» STATED EXERCISE:
Reproduce each line that includes the word "prin".

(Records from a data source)
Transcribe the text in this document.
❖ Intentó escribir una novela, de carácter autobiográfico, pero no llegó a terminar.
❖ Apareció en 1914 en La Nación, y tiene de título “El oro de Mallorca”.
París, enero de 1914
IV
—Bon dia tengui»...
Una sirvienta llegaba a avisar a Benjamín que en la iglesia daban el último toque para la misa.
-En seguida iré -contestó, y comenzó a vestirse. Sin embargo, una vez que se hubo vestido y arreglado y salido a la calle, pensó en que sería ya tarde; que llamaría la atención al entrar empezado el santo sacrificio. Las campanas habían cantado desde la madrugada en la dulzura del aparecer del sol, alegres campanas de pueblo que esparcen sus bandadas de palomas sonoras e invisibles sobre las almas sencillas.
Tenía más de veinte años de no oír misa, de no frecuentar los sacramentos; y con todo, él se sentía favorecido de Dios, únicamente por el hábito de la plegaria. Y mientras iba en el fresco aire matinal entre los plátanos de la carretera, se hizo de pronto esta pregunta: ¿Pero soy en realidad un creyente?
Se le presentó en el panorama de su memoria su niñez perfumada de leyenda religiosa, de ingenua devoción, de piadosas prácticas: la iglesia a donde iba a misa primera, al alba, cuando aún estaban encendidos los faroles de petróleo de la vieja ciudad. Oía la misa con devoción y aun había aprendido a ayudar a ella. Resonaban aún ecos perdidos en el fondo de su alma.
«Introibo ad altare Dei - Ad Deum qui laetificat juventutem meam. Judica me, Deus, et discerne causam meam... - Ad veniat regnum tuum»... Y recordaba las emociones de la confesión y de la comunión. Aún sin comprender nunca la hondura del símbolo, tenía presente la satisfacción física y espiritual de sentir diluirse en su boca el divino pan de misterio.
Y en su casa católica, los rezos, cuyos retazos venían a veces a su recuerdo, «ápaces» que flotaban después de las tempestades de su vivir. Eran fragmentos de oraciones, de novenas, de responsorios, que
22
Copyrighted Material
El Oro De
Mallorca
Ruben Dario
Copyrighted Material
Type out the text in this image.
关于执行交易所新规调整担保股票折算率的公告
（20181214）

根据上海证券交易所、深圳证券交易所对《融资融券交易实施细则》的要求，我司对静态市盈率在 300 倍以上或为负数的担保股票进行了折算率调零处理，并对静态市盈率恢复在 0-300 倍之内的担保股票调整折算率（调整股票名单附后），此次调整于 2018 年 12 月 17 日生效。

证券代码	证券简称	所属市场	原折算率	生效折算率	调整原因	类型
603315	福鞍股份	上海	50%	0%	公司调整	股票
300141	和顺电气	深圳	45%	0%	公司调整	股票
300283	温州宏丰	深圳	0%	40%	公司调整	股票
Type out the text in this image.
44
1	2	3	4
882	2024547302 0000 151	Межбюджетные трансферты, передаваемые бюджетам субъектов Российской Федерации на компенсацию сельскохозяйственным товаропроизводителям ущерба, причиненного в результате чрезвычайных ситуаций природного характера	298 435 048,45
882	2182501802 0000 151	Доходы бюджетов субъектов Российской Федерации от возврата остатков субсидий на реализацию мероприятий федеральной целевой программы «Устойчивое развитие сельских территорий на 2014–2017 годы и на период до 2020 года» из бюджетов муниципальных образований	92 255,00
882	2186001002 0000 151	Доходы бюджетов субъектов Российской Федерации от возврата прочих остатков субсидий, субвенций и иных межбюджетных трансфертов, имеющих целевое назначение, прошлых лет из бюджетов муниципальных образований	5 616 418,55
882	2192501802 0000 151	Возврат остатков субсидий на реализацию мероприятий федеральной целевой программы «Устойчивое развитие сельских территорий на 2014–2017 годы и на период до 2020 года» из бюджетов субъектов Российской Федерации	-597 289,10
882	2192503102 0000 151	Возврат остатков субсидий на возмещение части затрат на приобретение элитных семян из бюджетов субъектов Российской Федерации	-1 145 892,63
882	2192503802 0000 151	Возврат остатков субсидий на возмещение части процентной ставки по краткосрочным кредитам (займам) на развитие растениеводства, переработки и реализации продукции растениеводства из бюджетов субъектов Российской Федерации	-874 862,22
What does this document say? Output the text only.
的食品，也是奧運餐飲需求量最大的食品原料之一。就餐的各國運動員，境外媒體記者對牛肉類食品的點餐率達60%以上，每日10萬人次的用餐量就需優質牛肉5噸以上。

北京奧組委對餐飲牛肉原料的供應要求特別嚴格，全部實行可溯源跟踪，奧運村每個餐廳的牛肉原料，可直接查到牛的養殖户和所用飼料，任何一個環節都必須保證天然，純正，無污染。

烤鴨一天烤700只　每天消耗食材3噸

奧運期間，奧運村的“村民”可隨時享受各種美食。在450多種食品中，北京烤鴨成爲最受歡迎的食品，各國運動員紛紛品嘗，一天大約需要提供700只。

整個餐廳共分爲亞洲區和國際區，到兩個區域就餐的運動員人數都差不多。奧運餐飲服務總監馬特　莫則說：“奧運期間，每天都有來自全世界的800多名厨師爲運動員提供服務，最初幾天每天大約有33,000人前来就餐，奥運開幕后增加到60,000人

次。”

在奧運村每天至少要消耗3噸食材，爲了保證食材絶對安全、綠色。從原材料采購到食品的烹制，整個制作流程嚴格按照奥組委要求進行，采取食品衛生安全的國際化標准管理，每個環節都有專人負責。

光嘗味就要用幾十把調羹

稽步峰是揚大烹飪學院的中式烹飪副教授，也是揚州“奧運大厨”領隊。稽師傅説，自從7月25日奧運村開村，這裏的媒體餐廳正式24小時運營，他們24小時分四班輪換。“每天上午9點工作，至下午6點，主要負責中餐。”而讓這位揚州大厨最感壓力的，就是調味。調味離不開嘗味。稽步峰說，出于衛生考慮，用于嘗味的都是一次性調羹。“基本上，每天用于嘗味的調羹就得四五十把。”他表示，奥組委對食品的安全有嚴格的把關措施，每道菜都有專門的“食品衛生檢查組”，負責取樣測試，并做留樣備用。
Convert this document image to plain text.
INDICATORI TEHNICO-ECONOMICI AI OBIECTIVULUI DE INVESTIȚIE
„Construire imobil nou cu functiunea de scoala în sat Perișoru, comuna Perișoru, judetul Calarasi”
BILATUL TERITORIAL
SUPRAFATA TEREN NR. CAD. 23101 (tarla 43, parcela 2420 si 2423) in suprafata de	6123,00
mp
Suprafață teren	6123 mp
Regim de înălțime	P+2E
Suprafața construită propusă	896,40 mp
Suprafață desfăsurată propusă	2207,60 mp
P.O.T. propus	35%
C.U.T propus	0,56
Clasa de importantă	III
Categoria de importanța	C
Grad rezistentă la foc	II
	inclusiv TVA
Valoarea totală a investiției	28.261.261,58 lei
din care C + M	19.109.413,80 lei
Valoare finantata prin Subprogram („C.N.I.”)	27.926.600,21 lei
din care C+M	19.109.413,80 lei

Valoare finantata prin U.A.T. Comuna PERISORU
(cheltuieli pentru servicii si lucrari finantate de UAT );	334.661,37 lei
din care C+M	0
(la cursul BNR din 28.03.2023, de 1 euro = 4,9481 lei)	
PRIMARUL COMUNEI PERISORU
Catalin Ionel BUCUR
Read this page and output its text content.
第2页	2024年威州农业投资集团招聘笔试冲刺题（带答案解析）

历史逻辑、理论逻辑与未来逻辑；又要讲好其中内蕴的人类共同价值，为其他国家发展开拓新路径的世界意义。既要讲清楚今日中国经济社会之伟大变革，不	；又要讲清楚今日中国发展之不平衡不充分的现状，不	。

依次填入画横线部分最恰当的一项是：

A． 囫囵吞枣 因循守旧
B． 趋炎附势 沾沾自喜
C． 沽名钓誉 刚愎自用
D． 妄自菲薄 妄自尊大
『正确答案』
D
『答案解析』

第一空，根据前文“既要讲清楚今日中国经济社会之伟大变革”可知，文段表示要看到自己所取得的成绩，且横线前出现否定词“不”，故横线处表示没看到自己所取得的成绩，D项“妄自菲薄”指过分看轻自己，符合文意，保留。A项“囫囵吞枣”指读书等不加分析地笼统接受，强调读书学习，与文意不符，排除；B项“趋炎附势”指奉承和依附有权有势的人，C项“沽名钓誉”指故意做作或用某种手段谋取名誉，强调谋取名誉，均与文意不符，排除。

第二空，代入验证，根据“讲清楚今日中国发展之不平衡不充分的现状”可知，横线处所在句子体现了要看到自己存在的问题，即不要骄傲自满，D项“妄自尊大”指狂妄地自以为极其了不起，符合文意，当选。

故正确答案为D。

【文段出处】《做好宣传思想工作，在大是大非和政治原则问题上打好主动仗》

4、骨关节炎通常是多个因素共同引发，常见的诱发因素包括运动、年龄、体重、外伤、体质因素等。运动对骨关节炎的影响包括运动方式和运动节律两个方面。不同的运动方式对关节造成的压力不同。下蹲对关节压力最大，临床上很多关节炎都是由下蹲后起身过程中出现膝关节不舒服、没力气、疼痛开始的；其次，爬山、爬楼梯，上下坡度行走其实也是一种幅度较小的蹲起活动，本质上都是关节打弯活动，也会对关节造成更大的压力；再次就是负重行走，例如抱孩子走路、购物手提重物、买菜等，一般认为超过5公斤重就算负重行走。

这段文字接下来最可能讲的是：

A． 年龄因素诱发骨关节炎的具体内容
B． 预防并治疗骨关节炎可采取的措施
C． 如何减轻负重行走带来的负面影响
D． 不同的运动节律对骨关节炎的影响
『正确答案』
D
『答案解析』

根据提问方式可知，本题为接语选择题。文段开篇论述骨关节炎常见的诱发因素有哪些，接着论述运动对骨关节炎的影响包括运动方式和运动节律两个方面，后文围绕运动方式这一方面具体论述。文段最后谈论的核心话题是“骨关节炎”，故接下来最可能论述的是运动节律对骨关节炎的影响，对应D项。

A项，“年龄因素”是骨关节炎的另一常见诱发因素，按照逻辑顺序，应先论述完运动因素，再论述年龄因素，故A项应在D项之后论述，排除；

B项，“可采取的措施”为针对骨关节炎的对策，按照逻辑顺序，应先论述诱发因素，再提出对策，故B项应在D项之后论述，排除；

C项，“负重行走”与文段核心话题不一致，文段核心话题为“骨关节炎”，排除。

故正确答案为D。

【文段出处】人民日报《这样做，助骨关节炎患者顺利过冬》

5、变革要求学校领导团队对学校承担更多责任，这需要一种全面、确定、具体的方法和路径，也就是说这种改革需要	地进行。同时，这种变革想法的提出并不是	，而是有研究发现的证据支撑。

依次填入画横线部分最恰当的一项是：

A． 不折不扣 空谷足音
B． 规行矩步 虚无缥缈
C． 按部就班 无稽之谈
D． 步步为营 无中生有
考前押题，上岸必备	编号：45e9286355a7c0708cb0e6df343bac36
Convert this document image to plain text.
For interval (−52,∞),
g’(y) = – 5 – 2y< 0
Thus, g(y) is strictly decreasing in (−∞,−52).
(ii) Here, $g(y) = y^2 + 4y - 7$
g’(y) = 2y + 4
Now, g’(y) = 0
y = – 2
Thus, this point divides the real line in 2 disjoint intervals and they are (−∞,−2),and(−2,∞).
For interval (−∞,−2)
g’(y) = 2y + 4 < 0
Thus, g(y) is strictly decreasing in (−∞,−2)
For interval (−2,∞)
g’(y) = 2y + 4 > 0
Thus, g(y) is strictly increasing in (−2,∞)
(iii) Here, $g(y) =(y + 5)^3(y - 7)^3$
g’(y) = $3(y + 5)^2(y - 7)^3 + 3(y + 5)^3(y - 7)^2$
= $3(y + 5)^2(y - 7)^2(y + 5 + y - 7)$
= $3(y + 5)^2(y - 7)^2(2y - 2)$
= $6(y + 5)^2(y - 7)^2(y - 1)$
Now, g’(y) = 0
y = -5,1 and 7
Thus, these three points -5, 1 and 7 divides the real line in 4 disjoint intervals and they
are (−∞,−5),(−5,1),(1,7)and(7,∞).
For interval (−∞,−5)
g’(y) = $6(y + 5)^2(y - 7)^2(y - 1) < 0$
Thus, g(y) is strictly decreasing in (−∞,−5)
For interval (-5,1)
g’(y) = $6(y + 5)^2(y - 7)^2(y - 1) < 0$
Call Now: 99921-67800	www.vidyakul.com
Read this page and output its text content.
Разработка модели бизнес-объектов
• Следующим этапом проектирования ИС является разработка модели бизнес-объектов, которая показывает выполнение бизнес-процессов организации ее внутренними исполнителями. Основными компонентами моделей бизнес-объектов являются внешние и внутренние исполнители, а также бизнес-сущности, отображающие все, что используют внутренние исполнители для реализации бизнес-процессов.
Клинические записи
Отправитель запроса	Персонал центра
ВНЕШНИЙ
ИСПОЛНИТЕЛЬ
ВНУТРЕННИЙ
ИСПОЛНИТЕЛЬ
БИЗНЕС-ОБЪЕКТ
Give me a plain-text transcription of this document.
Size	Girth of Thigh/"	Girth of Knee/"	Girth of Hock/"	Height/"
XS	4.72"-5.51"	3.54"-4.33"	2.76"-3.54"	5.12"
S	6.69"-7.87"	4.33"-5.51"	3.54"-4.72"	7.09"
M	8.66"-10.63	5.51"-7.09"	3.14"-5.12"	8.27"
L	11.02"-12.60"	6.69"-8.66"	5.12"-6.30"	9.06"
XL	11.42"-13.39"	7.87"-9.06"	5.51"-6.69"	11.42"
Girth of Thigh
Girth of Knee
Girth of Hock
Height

» ANSWER BELOW:
Valoare finantata prin Subprogram („C.N.I.”)	27.926.600,21 lei
Valoare finantata prin U.A.T. Comuna PERISORU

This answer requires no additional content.